### SHORT EXERCISE
Exactly reproduce each record listed below.

-- begin INFORMATION SHOWN --

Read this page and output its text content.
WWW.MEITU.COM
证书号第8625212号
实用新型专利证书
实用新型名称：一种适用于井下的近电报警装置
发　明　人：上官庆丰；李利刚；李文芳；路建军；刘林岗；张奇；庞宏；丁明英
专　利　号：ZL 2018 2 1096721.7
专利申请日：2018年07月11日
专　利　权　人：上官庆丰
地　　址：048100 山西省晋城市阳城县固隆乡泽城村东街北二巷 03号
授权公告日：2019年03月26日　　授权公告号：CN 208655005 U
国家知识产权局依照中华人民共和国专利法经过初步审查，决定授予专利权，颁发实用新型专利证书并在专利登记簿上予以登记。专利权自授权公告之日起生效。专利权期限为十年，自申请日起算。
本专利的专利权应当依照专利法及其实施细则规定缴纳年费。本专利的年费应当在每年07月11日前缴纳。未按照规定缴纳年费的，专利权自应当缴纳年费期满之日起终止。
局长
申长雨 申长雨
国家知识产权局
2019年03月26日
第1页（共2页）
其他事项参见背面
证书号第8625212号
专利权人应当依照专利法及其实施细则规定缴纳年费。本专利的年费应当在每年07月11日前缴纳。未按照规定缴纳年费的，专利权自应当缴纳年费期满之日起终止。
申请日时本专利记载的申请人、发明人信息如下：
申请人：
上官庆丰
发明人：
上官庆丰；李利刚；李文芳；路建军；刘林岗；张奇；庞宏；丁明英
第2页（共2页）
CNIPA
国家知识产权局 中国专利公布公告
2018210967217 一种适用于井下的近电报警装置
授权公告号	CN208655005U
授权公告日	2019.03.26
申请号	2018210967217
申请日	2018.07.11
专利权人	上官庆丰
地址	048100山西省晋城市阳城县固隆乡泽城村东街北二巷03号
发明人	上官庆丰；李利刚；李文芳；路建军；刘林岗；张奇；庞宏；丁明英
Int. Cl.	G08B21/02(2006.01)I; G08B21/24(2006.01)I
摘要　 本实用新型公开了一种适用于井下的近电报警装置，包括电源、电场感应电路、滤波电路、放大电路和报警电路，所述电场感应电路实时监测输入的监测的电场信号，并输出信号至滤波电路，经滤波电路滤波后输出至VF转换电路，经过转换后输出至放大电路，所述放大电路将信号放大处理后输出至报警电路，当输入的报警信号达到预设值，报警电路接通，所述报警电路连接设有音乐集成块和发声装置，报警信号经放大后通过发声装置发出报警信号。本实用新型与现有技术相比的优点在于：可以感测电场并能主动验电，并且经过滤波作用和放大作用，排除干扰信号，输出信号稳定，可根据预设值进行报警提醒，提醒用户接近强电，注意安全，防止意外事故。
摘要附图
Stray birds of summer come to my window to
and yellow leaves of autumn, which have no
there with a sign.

-- end INFORMATION SHOWN --

### ANSWER TO THE TASK
Read this page and output its text content.
WWW.MEITU.COM
证书号第8625212号
实用新型专利证书
实用新型名称：一种适用于井下的近电报警装置
发　明　人：上官庆丰；李利刚；李文芳；路建军；刘林岗；张奇；庞宏；丁明英
专　利　号：ZL 2018 2 1096721.7
专利申请日：2018年07月11日
专　利　权　人：上官庆丰
地　　址：048100 山西省晋城市阳城县固隆乡泽城村东街北二巷 03号
授权公告日：2019年03月26日　　授权公告号：CN 208655005 U
国家知识产权局依照中华人民共和国专利法经过初步审查，决定授予专利权，颁发实用新型专利证书并在专利登记簿上予以登记。专利权自授权公告之日起生效。专利权期限为十年，自申请日起算。
本专利的专利权应当依照专利法及其实施细则规定缴纳年费。本专利的年费应当在每年07月11日前缴纳。未按照规定缴纳年费的，专利权自应当缴纳年费期满之日起终止。
局长
申长雨 申长雨
国家知识产权局
2019年03月26日
第1页（共2页）
其他事项参见背面
证书号第8625212号
专利权人应当依照专利法及其实施细则规定缴纳年费。本专利的年费应当在每年07月11日前缴纳。未按照规定缴纳年费的，专利权自应当缴纳年费期满之日起终止。
申请日时本专利记载的申请人、发明人信息如下：
申请人：
上官庆丰
发明人：
上官庆丰；李利刚；李文芳；路建军；刘林岗；张奇；庞宏；丁明英
第2页（共2页）
CNIPA
国家知识产权局 中国专利公布公告
2018210967217 一种适用于井下的近电报警装置
授权公告号	CN208655005U
授权公告日	2019.03.26
申请号	2018210967217
申请日	2018.07.11
专利权人	上官庆丰
地址	048100山西省晋城市阳城县固隆乡泽城村东街北二巷03号
发明人	上官庆丰；李利刚；李文芳；路建军；刘林岗；张奇；庞宏；丁明英
Int. Cl.	G08B21/02(2006.01)I; G08B21/24(2006.01)I
摘要　 本实用新型公开了一种适用于井下的近电报警装置，包括电源、电场感应电路、滤波电路、放大电路和报警电路，所述电场感应电路实时监测输入的监测的电场信号，并输出信号至滤波电路，经滤波电路滤波后输出至VF转换电路，经过转换后输出至放大电路，所述放大电路将信号放大处理后输出至报警电路，当输入的报警信号达到预设值，报警电路接通，所述报警电路连接设有音乐集成块和发声装置，报警信号经放大后通过发声装置发出报警信号。本实用新型与现有技术相比的优点在于：可以感测电场并能主动验电，并且经过滤波作用和放大作用，排除干扰信号，输出信号稳定，可根据预设值进行报警提醒，提醒用户接近强电，注意安全，防止意外事故。
摘要附图
Stray birds of summer come to my window to
and yellow leaves of autumn, which have no
there with a sign.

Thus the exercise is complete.